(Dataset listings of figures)
## BEGIN

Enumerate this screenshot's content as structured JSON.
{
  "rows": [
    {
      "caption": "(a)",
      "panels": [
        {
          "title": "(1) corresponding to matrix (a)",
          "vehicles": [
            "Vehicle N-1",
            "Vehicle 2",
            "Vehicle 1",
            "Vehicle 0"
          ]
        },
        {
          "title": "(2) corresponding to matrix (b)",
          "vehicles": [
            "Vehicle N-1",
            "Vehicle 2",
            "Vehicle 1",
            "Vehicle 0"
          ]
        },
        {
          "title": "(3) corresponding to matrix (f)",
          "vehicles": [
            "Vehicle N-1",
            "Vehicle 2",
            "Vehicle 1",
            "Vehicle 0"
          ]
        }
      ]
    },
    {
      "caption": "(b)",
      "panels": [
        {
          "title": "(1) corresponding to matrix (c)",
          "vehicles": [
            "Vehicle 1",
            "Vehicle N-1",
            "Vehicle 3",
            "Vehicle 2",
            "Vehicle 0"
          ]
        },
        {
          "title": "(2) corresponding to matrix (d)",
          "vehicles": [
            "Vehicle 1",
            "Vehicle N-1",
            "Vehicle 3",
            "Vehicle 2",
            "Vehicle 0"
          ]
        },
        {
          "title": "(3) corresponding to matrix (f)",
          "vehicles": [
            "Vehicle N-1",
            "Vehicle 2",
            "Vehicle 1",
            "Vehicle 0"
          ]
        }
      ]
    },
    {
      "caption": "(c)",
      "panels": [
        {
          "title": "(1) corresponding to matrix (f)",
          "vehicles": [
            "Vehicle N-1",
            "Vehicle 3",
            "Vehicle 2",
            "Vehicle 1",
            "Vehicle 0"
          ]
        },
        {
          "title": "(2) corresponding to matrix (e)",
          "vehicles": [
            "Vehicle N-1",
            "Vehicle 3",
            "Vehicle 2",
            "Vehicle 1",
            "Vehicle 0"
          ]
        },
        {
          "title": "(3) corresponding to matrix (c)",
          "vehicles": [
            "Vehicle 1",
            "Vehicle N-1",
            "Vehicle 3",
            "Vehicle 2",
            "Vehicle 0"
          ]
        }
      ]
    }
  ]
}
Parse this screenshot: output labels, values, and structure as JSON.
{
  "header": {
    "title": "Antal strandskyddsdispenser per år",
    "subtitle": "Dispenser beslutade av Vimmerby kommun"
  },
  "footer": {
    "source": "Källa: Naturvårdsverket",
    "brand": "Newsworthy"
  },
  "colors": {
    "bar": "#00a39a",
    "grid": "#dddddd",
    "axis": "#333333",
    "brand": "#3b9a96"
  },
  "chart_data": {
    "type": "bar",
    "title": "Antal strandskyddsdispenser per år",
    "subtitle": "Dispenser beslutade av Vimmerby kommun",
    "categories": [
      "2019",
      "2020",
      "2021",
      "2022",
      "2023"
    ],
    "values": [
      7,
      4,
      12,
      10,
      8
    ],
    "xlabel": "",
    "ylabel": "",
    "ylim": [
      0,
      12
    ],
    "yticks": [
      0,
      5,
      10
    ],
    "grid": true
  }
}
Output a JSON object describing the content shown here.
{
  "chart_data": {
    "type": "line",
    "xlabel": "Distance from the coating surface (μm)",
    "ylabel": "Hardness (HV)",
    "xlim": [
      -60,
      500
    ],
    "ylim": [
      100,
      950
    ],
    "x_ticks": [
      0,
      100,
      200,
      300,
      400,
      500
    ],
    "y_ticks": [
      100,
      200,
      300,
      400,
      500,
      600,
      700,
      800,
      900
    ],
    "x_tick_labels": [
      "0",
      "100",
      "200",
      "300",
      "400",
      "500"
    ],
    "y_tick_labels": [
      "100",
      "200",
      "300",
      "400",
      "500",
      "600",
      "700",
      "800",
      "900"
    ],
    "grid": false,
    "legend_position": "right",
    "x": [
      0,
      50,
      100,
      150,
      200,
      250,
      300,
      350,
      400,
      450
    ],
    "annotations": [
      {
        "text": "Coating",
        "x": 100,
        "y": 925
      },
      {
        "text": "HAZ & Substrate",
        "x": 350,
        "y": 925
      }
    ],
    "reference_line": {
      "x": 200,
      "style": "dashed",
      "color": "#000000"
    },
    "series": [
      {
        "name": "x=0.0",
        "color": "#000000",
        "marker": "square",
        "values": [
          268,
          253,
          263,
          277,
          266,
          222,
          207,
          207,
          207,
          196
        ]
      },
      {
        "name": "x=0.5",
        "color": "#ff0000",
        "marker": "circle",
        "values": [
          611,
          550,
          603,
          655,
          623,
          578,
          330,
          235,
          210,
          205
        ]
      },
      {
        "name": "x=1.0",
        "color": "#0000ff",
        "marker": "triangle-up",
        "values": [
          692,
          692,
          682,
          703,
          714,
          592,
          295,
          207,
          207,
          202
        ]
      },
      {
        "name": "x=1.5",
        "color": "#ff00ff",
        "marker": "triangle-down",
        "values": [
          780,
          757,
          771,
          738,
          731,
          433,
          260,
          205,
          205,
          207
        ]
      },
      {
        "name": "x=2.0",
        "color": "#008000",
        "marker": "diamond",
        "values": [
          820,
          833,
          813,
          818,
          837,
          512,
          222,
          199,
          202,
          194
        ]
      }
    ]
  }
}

## END

Examine the data above and state how many of its lines contain the word "name", with no further remarks.

**Response to the exercise:** 5